* Short exercise *
Write out the whole listing exactly as it stands.

━━ Source data

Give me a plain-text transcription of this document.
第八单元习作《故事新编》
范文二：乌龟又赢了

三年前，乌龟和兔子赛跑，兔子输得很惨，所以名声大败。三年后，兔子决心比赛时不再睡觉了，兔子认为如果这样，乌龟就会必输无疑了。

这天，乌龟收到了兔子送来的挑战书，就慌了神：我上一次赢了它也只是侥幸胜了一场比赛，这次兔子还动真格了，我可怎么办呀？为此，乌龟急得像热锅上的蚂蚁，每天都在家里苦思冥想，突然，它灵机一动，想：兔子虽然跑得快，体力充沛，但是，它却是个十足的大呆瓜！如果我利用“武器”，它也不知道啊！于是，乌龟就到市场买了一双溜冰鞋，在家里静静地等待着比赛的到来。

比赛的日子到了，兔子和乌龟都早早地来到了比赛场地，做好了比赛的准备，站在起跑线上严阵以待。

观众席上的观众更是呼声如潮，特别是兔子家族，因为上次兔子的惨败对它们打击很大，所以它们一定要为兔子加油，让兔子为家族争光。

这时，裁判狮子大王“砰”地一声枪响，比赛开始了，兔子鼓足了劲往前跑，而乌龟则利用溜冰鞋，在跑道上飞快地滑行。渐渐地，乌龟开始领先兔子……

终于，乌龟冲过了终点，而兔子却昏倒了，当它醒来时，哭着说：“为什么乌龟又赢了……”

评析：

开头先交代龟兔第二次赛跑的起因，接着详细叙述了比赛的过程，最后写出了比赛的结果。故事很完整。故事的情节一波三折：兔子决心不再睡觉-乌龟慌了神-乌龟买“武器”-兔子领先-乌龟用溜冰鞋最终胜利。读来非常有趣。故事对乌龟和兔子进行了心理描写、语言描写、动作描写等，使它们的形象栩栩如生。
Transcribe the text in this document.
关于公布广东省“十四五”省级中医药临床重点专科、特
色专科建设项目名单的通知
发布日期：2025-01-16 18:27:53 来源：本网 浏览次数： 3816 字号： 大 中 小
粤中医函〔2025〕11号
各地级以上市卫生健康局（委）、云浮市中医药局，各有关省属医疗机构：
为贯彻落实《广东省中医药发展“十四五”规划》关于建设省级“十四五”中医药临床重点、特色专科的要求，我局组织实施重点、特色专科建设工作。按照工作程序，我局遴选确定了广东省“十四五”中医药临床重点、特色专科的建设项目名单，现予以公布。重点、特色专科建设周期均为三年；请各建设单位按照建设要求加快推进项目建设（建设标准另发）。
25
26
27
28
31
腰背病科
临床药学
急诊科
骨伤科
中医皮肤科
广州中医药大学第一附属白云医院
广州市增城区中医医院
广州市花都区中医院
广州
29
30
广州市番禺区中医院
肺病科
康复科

━━━━

* Response to this task *
Give me a plain-text transcription of this document.
第八单元习作《故事新编》
范文二：乌龟又赢了

三年前，乌龟和兔子赛跑，兔子输得很惨，所以名声大败。三年后，兔子决心比赛时不再睡觉了，兔子认为如果这样，乌龟就会必输无疑了。

这天，乌龟收到了兔子送来的挑战书，就慌了神：我上一次赢了它也只是侥幸胜了一场比赛，这次兔子还动真格了，我可怎么办呀？为此，乌龟急得像热锅上的蚂蚁，每天都在家里苦思冥想，突然，它灵机一动，想：兔子虽然跑得快，体力充沛，但是，它却是个十足的大呆瓜！如果我利用“武器”，它也不知道啊！于是，乌龟就到市场买了一双溜冰鞋，在家里静静地等待着比赛的到来。

比赛的日子到了，兔子和乌龟都早早地来到了比赛场地，做好了比赛的准备，站在起跑线上严阵以待。

观众席上的观众更是呼声如潮，特别是兔子家族，因为上次兔子的惨败对它们打击很大，所以它们一定要为兔子加油，让兔子为家族争光。

这时，裁判狮子大王“砰”地一声枪响，比赛开始了，兔子鼓足了劲往前跑，而乌龟则利用溜冰鞋，在跑道上飞快地滑行。渐渐地，乌龟开始领先兔子……

终于，乌龟冲过了终点，而兔子却昏倒了，当它醒来时，哭着说：“为什么乌龟又赢了……”

评析：

开头先交代龟兔第二次赛跑的起因，接着详细叙述了比赛的过程，最后写出了比赛的结果。故事很完整。故事的情节一波三折：兔子决心不再睡觉-乌龟慌了神-乌龟买“武器”-兔子领先-乌龟用溜冰鞋最终胜利。读来非常有趣。故事对乌龟和兔子进行了心理描写、语言描写、动作描写等，使它们的形象栩栩如生。
Transcribe the text in this document.
关于公布广东省“十四五”省级中医药临床重点专科、特
色专科建设项目名单的通知
发布日期：2025-01-16 18:27:53 来源：本网 浏览次数： 3816 字号： 大 中 小
粤中医函〔2025〕11号
各地级以上市卫生健康局（委）、云浮市中医药局，各有关省属医疗机构：
为贯彻落实《广东省中医药发展“十四五”规划》关于建设省级“十四五”中医药临床重点、特色专科的要求，我局组织实施重点、特色专科建设工作。按照工作程序，我局遴选确定了广东省“十四五”中医药临床重点、特色专科的建设项目名单，现予以公布。重点、特色专科建设周期均为三年；请各建设单位按照建设要求加快推进项目建设（建设标准另发）。
25
26
27
28
31
腰背病科
临床药学
急诊科
骨伤科
中医皮肤科
广州中医药大学第一附属白云医院
广州市增城区中医医院
广州市花都区中医院
广州
29
30
广州市番禺区中医院
肺病科
康复科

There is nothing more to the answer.